-- Start of Record excerpts --
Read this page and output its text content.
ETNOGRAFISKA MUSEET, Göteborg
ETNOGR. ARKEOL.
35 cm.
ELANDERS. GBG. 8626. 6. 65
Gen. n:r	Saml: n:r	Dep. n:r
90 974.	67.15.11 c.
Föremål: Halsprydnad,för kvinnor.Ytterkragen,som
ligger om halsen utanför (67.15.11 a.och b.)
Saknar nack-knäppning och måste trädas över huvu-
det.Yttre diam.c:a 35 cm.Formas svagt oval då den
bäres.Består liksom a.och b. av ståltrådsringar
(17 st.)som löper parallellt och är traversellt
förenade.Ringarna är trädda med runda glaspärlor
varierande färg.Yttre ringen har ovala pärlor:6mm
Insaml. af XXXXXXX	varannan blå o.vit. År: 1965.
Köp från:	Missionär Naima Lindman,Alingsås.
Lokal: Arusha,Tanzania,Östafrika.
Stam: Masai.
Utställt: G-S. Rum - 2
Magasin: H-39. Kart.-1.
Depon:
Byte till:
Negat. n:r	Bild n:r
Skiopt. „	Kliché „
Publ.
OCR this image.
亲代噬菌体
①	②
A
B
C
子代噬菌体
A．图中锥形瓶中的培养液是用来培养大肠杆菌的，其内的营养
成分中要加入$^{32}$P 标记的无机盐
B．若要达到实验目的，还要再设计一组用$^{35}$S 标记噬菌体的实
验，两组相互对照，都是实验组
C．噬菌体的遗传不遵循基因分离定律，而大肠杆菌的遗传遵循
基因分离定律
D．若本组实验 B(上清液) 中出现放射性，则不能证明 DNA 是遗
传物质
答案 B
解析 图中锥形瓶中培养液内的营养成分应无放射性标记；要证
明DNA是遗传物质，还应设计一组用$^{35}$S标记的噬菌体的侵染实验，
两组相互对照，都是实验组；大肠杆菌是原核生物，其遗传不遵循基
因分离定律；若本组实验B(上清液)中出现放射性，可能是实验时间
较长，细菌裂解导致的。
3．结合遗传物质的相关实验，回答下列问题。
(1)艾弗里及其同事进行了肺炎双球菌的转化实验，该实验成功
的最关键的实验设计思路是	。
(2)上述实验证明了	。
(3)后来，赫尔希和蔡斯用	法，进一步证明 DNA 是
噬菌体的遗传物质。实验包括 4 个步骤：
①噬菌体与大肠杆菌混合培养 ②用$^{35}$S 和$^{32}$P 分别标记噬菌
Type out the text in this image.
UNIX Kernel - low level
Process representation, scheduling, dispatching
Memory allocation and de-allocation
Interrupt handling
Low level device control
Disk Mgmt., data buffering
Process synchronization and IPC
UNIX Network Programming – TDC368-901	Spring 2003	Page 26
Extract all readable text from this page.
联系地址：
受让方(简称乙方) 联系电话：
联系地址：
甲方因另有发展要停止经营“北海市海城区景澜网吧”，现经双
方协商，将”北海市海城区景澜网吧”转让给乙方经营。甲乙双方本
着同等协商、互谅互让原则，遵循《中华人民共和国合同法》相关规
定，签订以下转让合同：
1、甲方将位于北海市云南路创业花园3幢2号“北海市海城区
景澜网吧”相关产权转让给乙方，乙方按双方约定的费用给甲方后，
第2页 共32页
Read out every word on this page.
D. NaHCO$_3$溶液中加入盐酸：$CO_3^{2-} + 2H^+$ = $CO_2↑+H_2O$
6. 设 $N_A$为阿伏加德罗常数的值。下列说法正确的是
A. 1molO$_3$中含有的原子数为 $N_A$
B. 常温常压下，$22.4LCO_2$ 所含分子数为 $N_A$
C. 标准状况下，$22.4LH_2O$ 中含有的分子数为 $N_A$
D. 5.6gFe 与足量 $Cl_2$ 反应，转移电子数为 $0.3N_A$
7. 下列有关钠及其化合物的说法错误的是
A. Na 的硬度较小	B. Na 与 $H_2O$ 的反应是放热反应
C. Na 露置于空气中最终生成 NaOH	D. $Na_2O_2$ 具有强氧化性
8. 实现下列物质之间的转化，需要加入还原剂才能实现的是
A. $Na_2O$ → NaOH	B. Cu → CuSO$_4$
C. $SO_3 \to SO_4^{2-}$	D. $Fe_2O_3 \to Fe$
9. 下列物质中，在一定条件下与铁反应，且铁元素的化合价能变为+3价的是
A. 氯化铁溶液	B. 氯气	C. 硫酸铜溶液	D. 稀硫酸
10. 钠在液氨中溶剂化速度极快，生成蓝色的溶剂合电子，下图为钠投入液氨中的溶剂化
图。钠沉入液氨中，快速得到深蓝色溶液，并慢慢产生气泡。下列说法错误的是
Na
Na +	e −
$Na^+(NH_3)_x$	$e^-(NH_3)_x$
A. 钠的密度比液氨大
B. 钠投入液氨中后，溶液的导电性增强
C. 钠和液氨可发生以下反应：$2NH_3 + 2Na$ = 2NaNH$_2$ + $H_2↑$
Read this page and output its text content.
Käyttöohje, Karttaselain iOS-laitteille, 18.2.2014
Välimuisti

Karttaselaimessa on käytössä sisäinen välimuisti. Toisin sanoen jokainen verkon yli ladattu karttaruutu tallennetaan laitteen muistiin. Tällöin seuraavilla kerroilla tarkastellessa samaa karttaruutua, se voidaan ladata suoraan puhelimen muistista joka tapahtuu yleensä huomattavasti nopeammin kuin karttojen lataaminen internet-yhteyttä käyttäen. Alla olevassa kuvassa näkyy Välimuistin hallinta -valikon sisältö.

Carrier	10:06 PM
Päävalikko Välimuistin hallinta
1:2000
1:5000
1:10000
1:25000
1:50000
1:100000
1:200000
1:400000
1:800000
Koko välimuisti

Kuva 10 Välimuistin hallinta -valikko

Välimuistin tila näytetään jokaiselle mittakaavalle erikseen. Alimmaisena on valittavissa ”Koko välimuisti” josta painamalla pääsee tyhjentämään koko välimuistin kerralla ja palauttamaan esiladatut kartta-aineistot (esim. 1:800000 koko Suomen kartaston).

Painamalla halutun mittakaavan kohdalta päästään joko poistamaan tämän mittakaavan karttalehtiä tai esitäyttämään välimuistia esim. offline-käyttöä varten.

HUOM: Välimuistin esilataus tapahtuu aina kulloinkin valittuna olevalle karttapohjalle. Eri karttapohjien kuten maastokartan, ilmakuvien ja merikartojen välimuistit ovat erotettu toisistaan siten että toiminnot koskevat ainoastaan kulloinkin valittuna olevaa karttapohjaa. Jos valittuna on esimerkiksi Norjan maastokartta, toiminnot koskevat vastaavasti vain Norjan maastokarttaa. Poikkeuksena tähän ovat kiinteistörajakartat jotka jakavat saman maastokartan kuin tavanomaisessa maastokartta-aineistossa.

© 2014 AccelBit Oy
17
-- End of Record excerpts --
Given instruction -> Track down all lines above with the string "Koko" and copy them.

Written solution ->
Koko välimuisti
Välimuistin tila näytetään jokaiselle mittakaavalle erikseen. Alimmaisena on valittavissa ”Koko välimuisti” josta painamalla pääsee tyhjentämään koko välimuistin kerralla ja palauttamaan esiladatut kartta-aineistot (esim. 1:800000 koko Suomen kartaston).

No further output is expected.